[Source data]
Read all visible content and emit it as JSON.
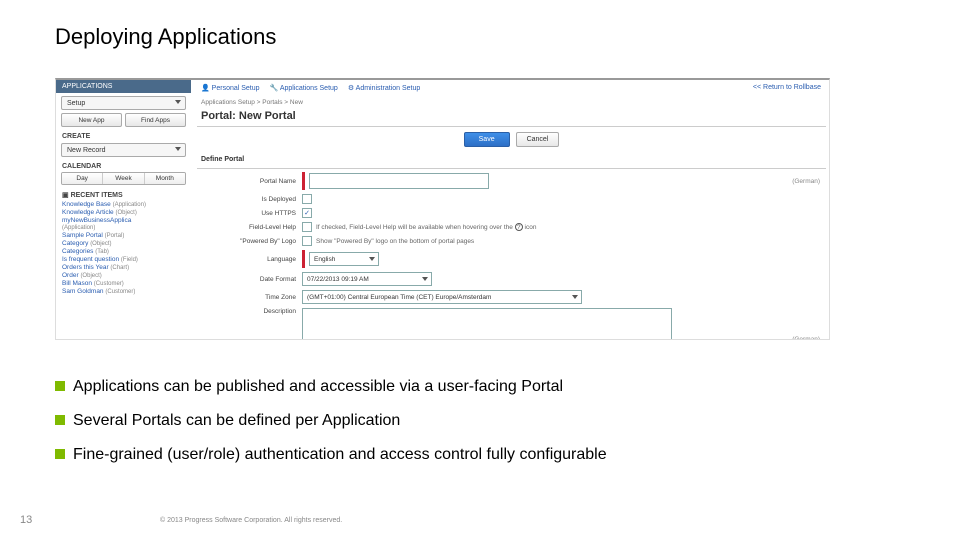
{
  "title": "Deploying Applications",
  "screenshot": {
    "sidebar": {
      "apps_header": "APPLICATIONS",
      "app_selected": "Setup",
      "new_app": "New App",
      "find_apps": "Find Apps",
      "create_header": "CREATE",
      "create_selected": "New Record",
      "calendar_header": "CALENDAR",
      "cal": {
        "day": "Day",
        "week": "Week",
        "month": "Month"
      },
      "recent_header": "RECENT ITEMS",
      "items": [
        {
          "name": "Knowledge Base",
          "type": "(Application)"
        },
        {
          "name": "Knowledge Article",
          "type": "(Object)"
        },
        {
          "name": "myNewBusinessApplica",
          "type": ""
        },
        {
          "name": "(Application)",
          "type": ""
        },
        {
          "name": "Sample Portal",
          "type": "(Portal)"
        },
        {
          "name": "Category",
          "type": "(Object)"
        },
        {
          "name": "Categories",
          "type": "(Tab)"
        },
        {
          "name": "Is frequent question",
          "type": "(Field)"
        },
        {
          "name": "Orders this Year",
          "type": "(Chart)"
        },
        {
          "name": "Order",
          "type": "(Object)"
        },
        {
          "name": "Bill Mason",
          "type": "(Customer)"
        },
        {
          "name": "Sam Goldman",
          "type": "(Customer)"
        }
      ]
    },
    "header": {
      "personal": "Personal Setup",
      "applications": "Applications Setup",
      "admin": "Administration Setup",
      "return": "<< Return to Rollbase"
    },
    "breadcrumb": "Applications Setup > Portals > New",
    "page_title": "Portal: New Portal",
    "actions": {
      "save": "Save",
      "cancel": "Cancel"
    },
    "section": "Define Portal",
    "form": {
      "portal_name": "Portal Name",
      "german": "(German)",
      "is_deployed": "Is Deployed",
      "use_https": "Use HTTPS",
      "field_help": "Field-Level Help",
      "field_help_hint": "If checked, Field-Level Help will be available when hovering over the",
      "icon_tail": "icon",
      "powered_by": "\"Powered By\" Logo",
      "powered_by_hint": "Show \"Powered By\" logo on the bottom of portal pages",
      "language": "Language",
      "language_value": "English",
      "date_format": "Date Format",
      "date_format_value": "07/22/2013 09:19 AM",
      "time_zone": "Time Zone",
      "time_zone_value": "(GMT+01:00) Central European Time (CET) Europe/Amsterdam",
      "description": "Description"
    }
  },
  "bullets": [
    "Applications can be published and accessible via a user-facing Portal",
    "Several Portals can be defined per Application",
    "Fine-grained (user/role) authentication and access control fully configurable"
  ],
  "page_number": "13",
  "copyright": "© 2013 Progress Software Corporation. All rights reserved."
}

### WRITTEN EXERCISE
Copy the listing over exactly, skipping the pictures it holds.

### RESPONSE
Read all visible content and emit it as JSON.
{
  "title": "Deploying Applications",
  "screenshot": {
    "sidebar": {
      "apps_header": "APPLICATIONS",
      "app_selected": "Setup",
      "new_app": "New App",
      "find_apps": "Find Apps",
      "create_header": "CREATE",
      "create_selected": "New Record",
      "calendar_header": "CALENDAR",
      "cal": {
        "day": "Day",
        "week": "Week",
        "month": "Month"
      },
      "recent_header": "RECENT ITEMS",
      "items": [
        {
          "name": "Knowledge Base",
          "type": "(Application)"
        },
        {
          "name": "Knowledge Article",
          "type": "(Object)"
        },
        {
          "name": "myNewBusinessApplica",
          "type": ""
        },
        {
          "name": "(Application)",
          "type": ""
        },
        {
          "name": "Sample Portal",
          "type": "(Portal)"
        },
        {
          "name": "Category",
          "type": "(Object)"
        },
        {
          "name": "Categories",
          "type": "(Tab)"
        },
        {
          "name": "Is frequent question",
          "type": "(Field)"
        },
        {
          "name": "Orders this Year",
          "type": "(Chart)"
        },
        {
          "name": "Order",
          "type": "(Object)"
        },
        {
          "name": "Bill Mason",
          "type": "(Customer)"
        },
        {
          "name": "Sam Goldman",
          "type": "(Customer)"
        }
      ]
    },
    "header": {
      "personal": "Personal Setup",
      "applications": "Applications Setup",
      "admin": "Administration Setup",
      "return": "<< Return to Rollbase"
    },
    "breadcrumb": "Applications Setup > Portals > New",
    "page_title": "Portal: New Portal",
    "actions": {
      "save": "Save",
      "cancel": "Cancel"
    },
    "section": "Define Portal",
    "form": {
      "portal_name": "Portal Name",
      "german": "(German)",
      "is_deployed": "Is Deployed",
      "use_https": "Use HTTPS",
      "field_help": "Field-Level Help",
      "field_help_hint": "If checked, Field-Level Help will be available when hovering over the",
      "icon_tail": "icon",
      "powered_by": "\"Powered By\" Logo",
      "powered_by_hint": "Show \"Powered By\" logo on the bottom of portal pages",
      "language": "Language",
      "language_value": "English",
      "date_format": "Date Format",
      "date_format_value": "07/22/2013 09:19 AM",
      "time_zone": "Time Zone",
      "time_zone_value": "(GMT+01:00) Central European Time (CET) Europe/Amsterdam",
      "description": "Description"
    }
  },
  "bullets": [
    "Applications can be published and accessible via a user-facing Portal",
    "Several Portals can be defined per Application",
    "Fine-grained (user/role) authentication and access control fully configurable"
  ],
  "page_number": "13",
  "copyright": "© 2013 Progress Software Corporation. All rights reserved."
}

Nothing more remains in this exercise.